EXCERPTED RECORDS
=======
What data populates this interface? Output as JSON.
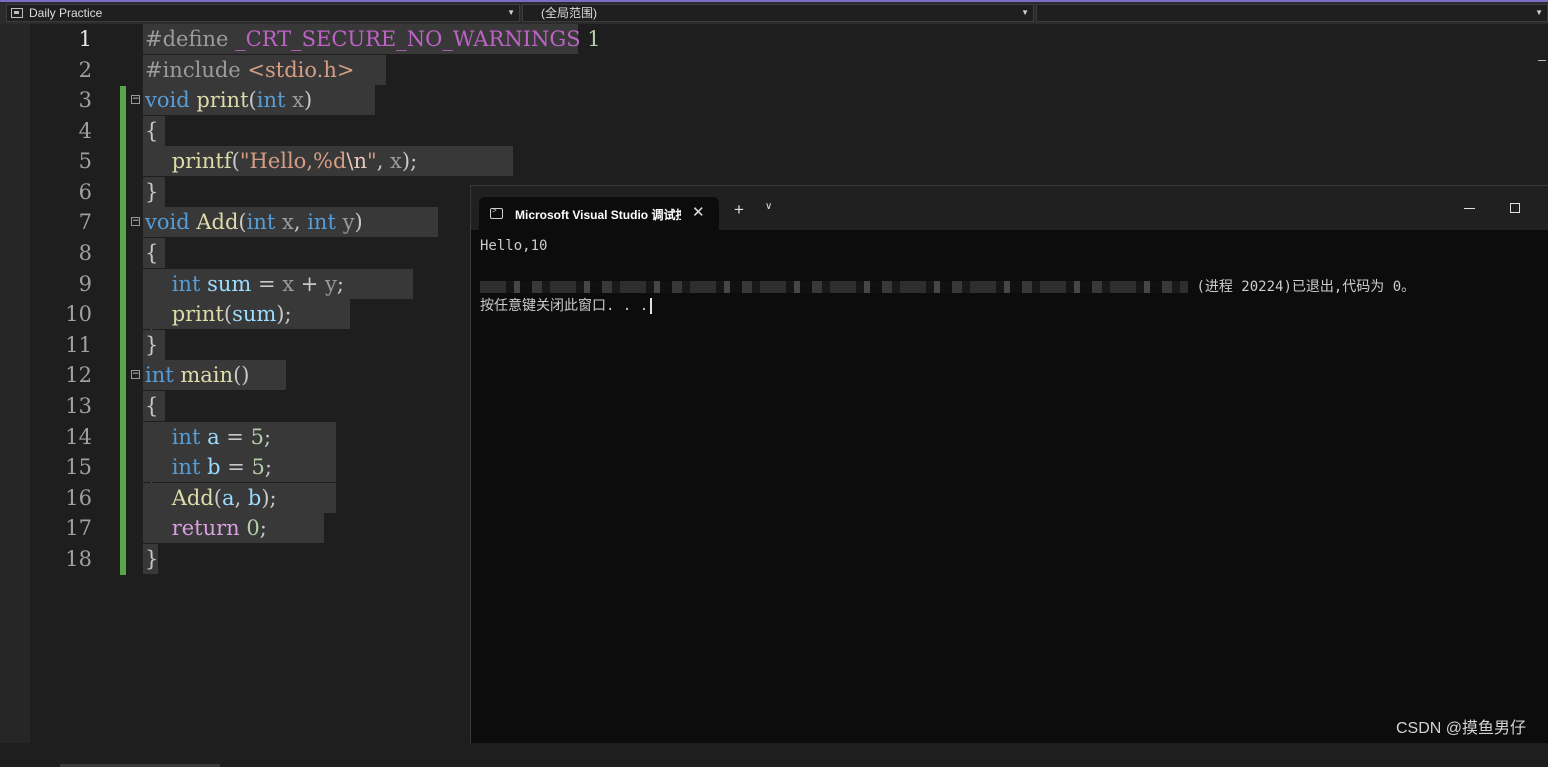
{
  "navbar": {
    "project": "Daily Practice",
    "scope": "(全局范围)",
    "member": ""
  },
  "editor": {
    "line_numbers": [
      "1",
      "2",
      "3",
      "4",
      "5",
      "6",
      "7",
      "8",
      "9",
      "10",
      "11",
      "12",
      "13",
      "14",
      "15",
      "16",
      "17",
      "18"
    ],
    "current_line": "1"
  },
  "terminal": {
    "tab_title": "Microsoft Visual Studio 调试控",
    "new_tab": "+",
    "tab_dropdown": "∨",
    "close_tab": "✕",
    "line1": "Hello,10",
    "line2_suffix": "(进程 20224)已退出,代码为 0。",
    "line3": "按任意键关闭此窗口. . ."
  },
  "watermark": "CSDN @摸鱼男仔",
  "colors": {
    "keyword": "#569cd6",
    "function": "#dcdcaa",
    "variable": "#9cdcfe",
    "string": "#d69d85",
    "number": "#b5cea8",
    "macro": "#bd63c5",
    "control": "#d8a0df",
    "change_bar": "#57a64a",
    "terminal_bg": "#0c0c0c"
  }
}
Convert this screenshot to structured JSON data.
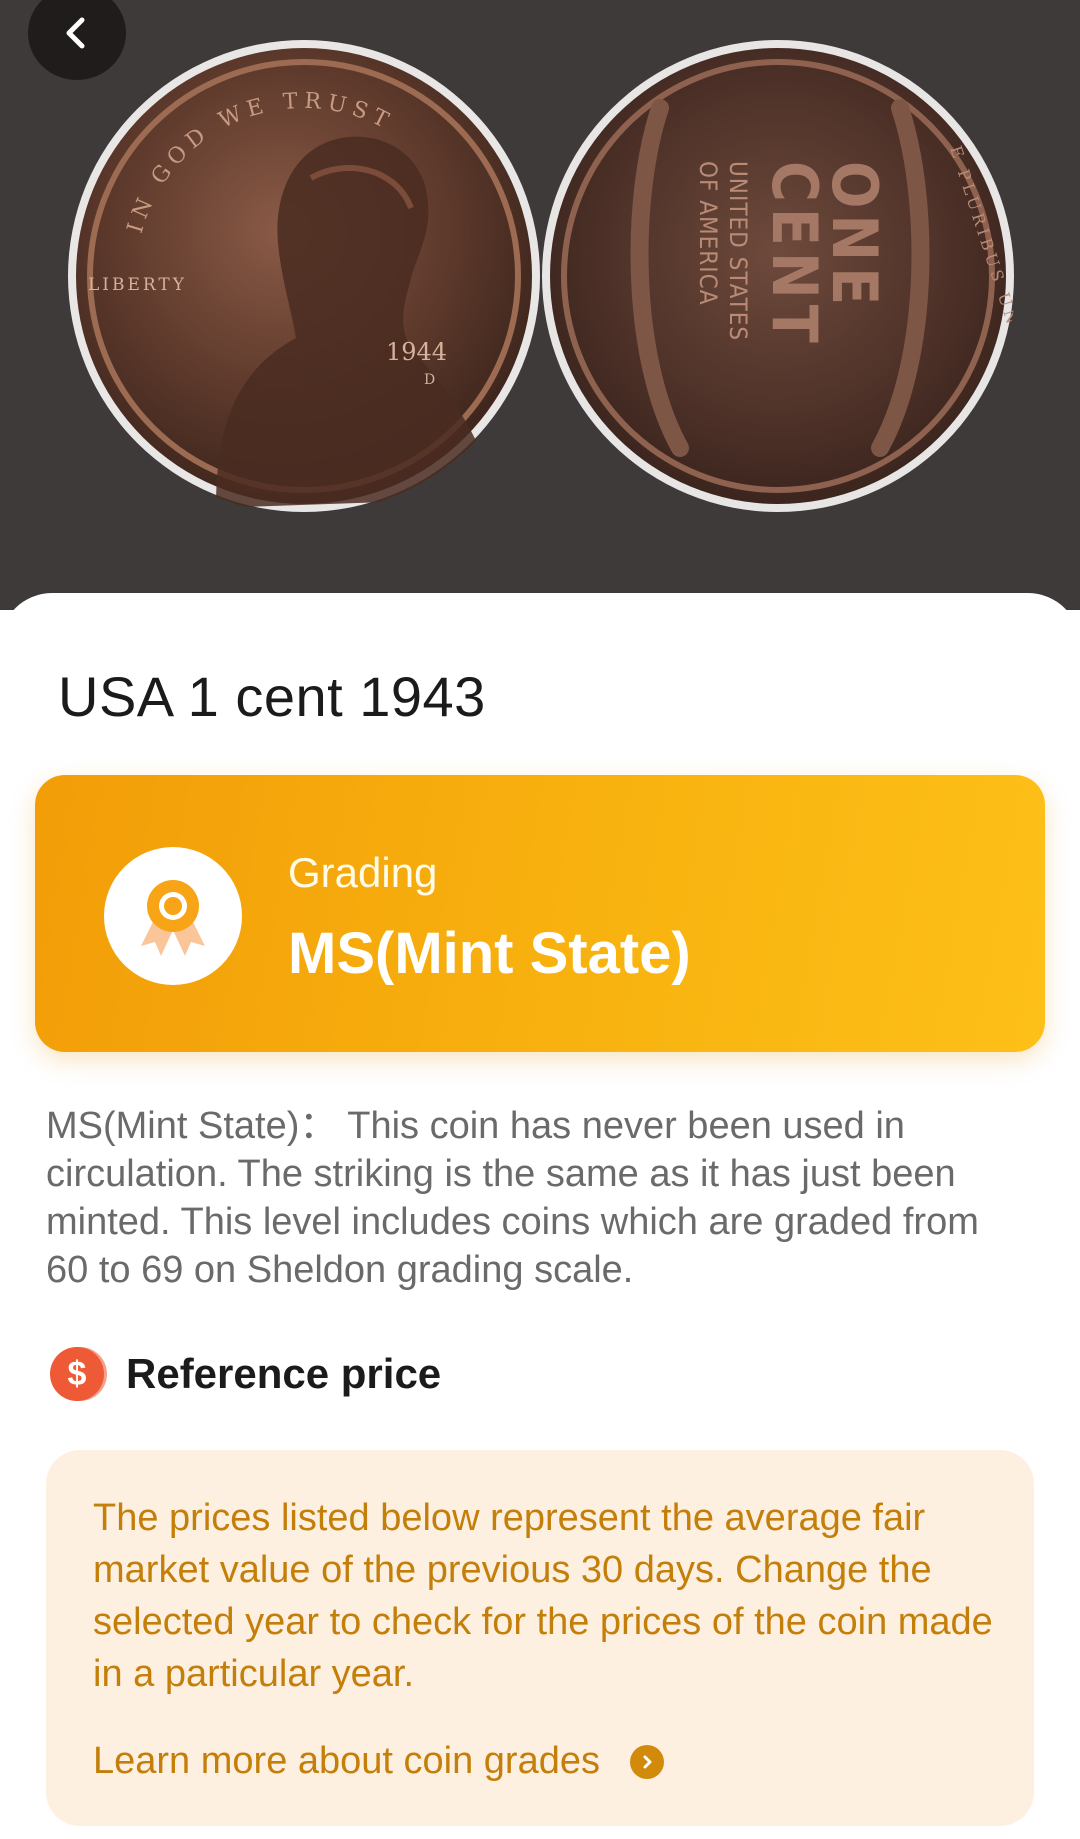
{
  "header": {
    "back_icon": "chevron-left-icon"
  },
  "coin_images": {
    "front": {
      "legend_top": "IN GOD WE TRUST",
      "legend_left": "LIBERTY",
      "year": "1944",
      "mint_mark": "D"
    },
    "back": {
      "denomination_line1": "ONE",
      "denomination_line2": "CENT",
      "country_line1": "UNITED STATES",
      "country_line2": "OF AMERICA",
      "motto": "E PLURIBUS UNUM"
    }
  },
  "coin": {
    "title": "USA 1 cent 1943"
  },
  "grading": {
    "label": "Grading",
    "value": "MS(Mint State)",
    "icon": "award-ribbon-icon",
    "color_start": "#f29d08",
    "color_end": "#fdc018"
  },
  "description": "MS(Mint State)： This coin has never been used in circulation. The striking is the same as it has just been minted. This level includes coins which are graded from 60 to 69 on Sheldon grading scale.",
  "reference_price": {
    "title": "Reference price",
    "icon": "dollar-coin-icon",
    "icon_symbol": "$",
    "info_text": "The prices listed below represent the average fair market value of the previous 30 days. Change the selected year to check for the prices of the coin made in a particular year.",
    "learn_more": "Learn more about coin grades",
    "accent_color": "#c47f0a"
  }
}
=======
WRITTEN INSTRUCTION
Leaving the pictures out, set down exactly the lines from the one with "Convert this screenshot" through the end of the records.

EXERCISE RESULT
Convert this screenshot to structured JSON data.
{
  "header": {
    "back_icon": "chevron-left-icon"
  },
  "coin_images": {
    "front": {
      "legend_top": "IN GOD WE TRUST",
      "legend_left": "LIBERTY",
      "year": "1944",
      "mint_mark": "D"
    },
    "back": {
      "denomination_line1": "ONE",
      "denomination_line2": "CENT",
      "country_line1": "UNITED STATES",
      "country_line2": "OF AMERICA",
      "motto": "E PLURIBUS UNUM"
    }
  },
  "coin": {
    "title": "USA 1 cent 1943"
  },
  "grading": {
    "label": "Grading",
    "value": "MS(Mint State)",
    "icon": "award-ribbon-icon",
    "color_start": "#f29d08",
    "color_end": "#fdc018"
  },
  "description": "MS(Mint State)： This coin has never been used in circulation. The striking is the same as it has just been minted. This level includes coins which are graded from 60 to 69 on Sheldon grading scale.",
  "reference_price": {
    "title": "Reference price",
    "icon": "dollar-coin-icon",
    "icon_symbol": "$",
    "info_text": "The prices listed below represent the average fair market value of the previous 30 days. Change the selected year to check for the prices of the coin made in a particular year.",
    "learn_more": "Learn more about coin grades",
    "accent_color": "#c47f0a"
  }
}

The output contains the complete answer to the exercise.